> [What to do] Among the entries, which lines carry the string "Муниципальное"? Copy each of them.

> [Data shown]

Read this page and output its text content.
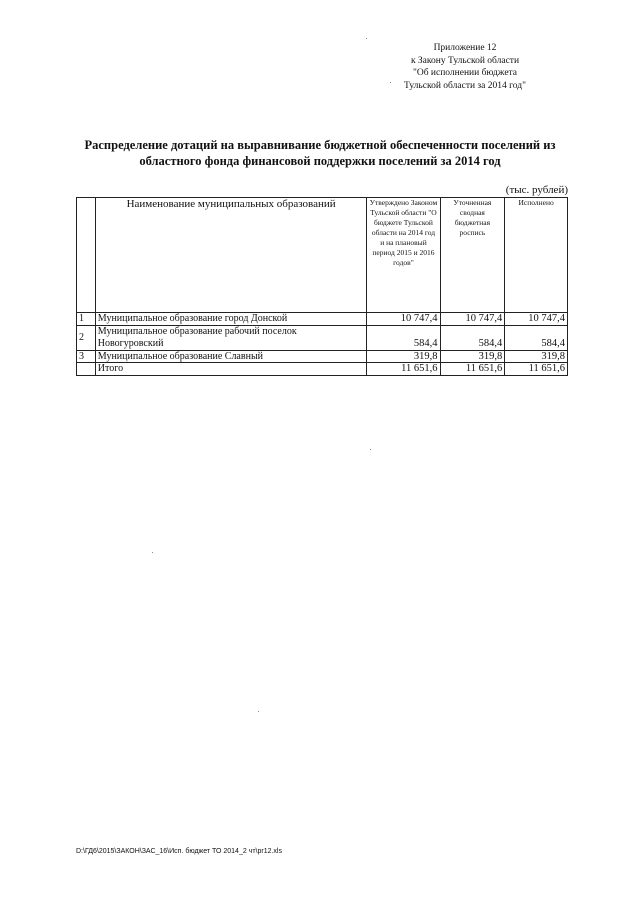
Приложение 12
к Закону Тульской области
"Об исполнении бюджета
Тульской области за 2014 год"
Распределение дотаций на выравнивание бюджетной обеспеченности поселений из
областного фонда финансовой поддержки поселений за 2014 год
(тыс. рублей)
	Наименование муниципальных образований	Утверждено Законом Тульской области "О бюджете Тульской области на 2014 год и на плановый период 2015 и 2016 годов"	Уточненная сводная бюджетная роспись	Исполнено
1	Муниципальное образование город Донской	10 747,4	10 747,4	10 747,4
2	Муниципальное образование рабочий поселок Новогуровский	584,4	584,4	584,4
3	Муниципальное образование Славный	319,8	319,8	319,8
	Итого	11 651,6	11 651,6	11 651,6
D:\ГД6\2015\ЗАКОН\ЗАС_16\Исп. бюджет ТО 2014_2 чт\pr12.xls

> [Answer to this task]
1	Муниципальное образование город Донской	10 747,4	10 747,4	10 747,4
2	Муниципальное образование рабочий поселок Новогуровский	584,4	584,4	584,4
3	Муниципальное образование Славный	319,8	319,8	319,8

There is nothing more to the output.